◆ **YOUR INSTRUCTIONS**:
Read the listing and extract each line that includes the word "Obrázek".

◆ **ENTRIES PROVIDED**:

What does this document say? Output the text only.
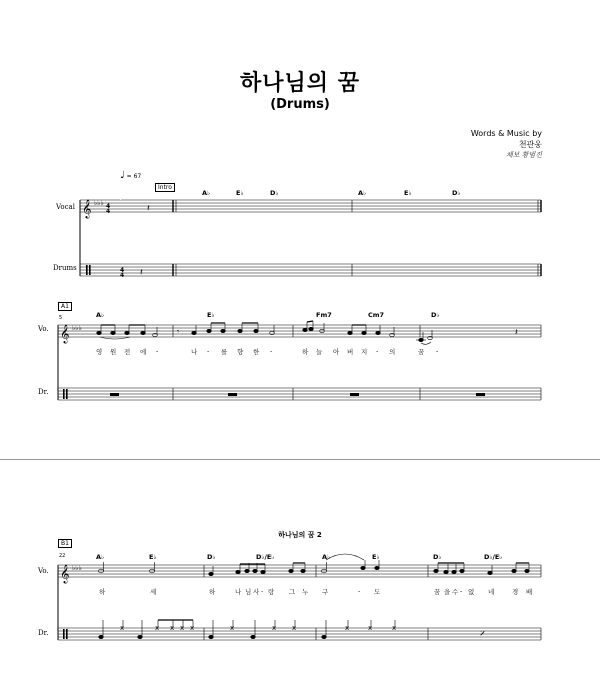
하나님의 꿈
(Drums)
Words & Music by
천관웅
채보 황범진
♩ = 67
Intro
A♭	E♭	D♭	A♭	E♭	D♭
Vocal
Drums
𝄞 ♭♭♭ 4
4	𝄽
4
4 𝄽
𝄞 ♭♭♭	𝄾	𝄽
A1
5
Vo.
Dr.
A♭	E♭	Fm7	Cm7	D♭
영 원 전 에 -	나 - 를 향 한 -	하 늘 아 버 지 - 의	꿈 -
하나님의 꿈 2
B1
22
Vo.
Dr.
A♭	E♭	D♭	D♭/E♭	A♭	E♭	D♭	D♭/E♭
𝄞 ♭♭♭
x	x x x x	x	x x	x	x	x
𝄎
하	세	하	나 님 사 - 랑 그 누 구	- 도	꿈 을 수 - 없 네	경 배
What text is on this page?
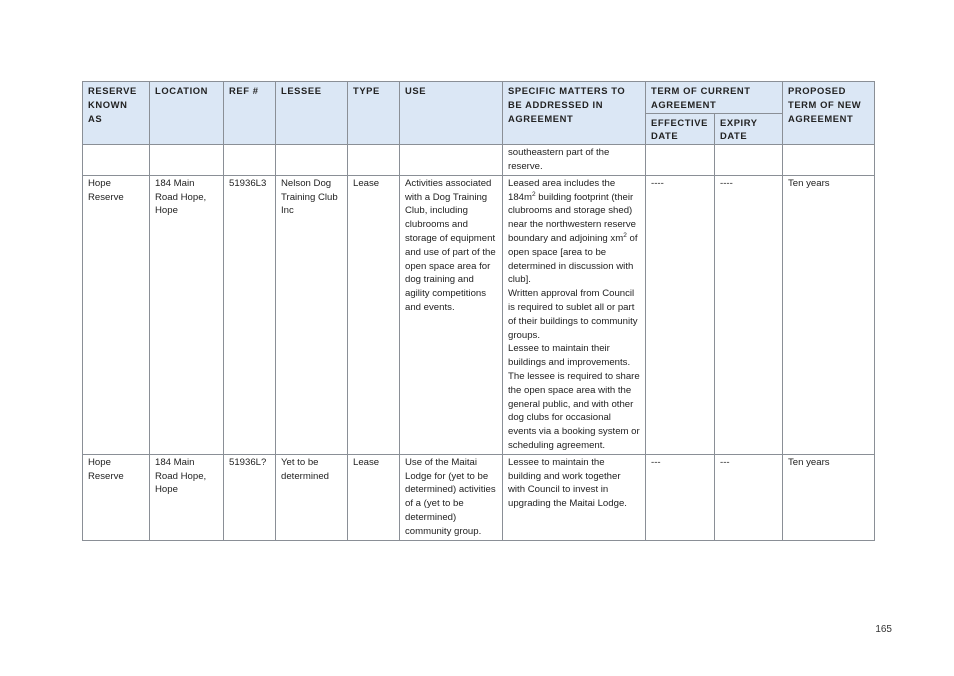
RESERVE KNOWN AS	LOCATION	REF #	LESSEE	TYPE	USE	SPECIFIC MATTERS TO BE ADDRESSED IN AGREEMENT	TERM OF CURRENT AGREEMENT		PROPOSED TERM OF NEW AGREEMENT
							EFFECTIVE DATE	EXPIRY DATE	
						southeastern part of the reserve.			
Hope Reserve	184 Main Road Hope, Hope	51936L3	Nelson Dog Training Club Inc	Lease	Activities associated with a Dog Training Club, including clubrooms and storage of equipment and use of part of the open space area for dog training and agility competitions and events.	Leased area includes the $184m^2$ building footprint (their clubrooms and storage shed) near the northwestern reserve boundary and adjoining $xm^2$ of open space [area to be determined in discussion with club].
Written approval from Council is required to sublet all or part of their buildings to community groups.
Lessee to maintain their buildings and improvements.
The lessee is required to share the open space area with the general public, and with other dog clubs for occasional events via a booking system or scheduling agreement.	----	----	Ten years
Hope Reserve	184 Main Road Hope, Hope	51936L?	Yet to be determined	Lease	Use of the Maitai Lodge for (yet to be determined) activities of a (yet to be determined) community group.	Lessee to maintain the building and work together with Council to invest in upgrading the Maitai Lodge.	---	---	Ten years
165
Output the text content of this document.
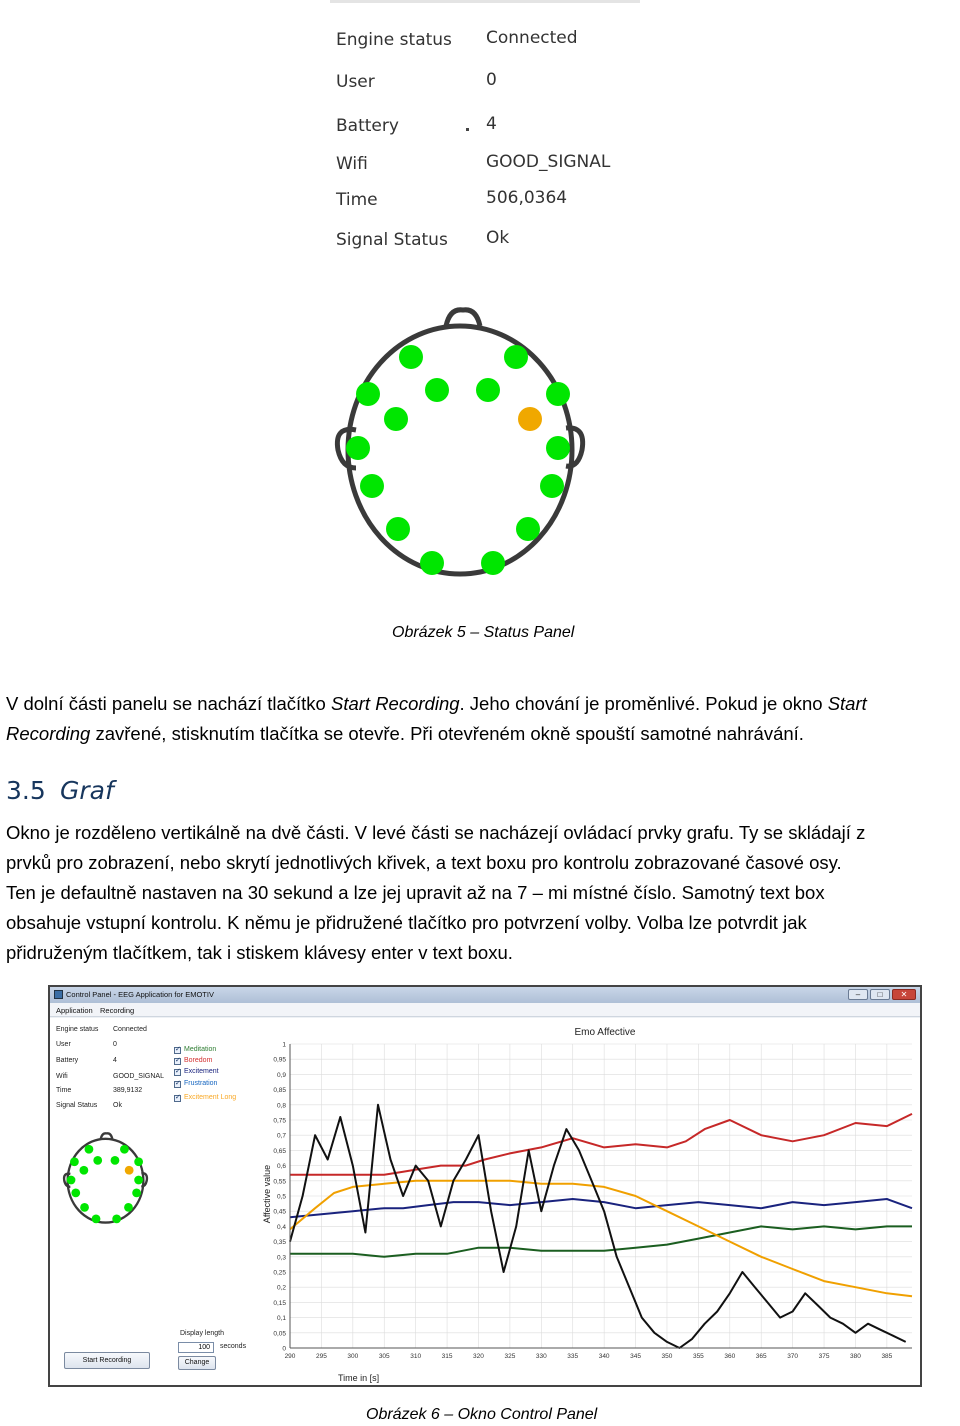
Engine status Connected
User	0
Battery	4
Wifi	GOOD_SIGNAL
Time	506,0364
Signal Status Ok
Obrázek 5 – Status Panel
V dolní části panelu se nachází tlačítko Start Recording. Jeho chování je proměnlivé. Pokud je okno Start
Recording zavřené, stisknutím tlačítka se otevře. Při otevřeném okně spouští samotné nahrávání.
3.5 Graf
Okno je rozděleno vertikálně na dvě části. V levé části se nacházejí ovládací prvky grafu. Ty se skládají z
prvků pro zobrazení, nebo skrytí jednotlivých křivek, a text boxu pro kontrolu zobrazované časové osy.
Ten je defaultně nastaven na 30 sekund a lze jej upravit až na 7 – mi místné číslo. Samotný text box
obsahuje vstupní kontrolu. K němu je přidružené tlačítko pro potvrzení volby. Volba lze potvrdit jak
přidruženým tlačítkem, tak i stiskem klávesy enter v text boxu.
Control Panel - EEG Application for EMOTIV	–	□	✕
Application Recording
Engine status Connected
User	0
Battery	4
Wifi	GOOD_SIGNAL
Time	389,9132
Signal Status Ok
✓
Meditation
✓
Boredom
✓
Excitement
✓
Frustration
✓
Excitement Long
Display length
100	seconds
Change
Start Recording
0
0,05
0,1
0,15
0,2
0,25
0,3
0,35
0,4
0,45
0,5
0,55
0,6
0,65
0,7
0,75
0,8
0,85
0,9
0,95
1
290	295	300	305	310	315	320	325	330	335	340	345	350	355	360	365	370	375	380	385
Emo Affective
Time in [s]
Affective value
Obrázek 6 – Okno Control Panel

◆ **WRITTEN RESPONSE**:
Obrázek 5 – Status Panel
Obrázek 6 – Okno Control Panel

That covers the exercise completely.